Instructions for the task
Find the lines with the string "Сурта" and return them.

Records shown
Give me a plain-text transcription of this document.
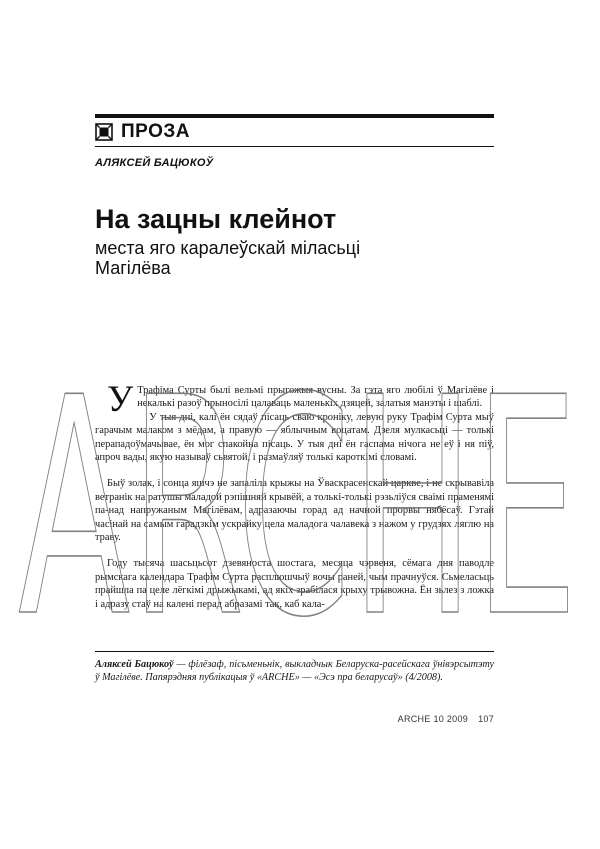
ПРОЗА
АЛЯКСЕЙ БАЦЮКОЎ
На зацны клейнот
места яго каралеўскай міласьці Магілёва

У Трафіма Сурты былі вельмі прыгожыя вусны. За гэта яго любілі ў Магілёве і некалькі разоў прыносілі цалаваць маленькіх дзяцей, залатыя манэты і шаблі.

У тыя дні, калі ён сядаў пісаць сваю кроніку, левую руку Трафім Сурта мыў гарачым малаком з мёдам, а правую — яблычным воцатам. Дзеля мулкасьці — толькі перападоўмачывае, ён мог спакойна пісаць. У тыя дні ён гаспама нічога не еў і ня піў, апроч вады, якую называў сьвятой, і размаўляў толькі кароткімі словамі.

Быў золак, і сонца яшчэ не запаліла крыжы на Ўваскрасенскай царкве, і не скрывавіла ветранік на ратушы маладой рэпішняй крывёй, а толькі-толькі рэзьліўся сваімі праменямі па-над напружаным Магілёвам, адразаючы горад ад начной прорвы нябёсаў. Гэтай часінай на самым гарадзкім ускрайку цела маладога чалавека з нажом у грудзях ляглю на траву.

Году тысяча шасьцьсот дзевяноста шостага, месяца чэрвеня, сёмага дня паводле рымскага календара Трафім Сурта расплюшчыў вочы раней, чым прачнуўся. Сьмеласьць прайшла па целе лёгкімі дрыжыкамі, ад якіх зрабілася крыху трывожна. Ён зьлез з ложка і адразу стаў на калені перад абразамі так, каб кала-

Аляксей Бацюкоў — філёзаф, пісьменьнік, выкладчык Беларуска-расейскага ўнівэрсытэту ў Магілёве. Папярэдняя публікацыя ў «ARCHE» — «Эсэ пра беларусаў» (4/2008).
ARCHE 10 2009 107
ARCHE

Right answer
У тыя дні, калі ён сядаў пісаць сваю кроніку, левую руку Трафім Сурта мыў гарачым малаком з мёдам, а правую — яблычным воцатам. Дзеля мулкасьці — толькі перападоўмачывае, ён мог спакойна пісаць. У тыя дні ён гаспама нічога не еў і ня піў, апроч вады, якую называў сьвятой, і размаўляў толькі кароткімі словамі.
Году тысяча шасьцьсот дзевяноста шостага, месяца чэрвеня, сёмага дня паводле рымскага календара Трафім Сурта расплюшчыў вочы раней, чым прачнуўся. Сьмеласьць прайшла па целе лёгкімі дрыжыкамі, ад якіх зрабілася крыху трывожна. Ён зьлез з ложка і адразу стаў на калені перад абразамі так, каб кала-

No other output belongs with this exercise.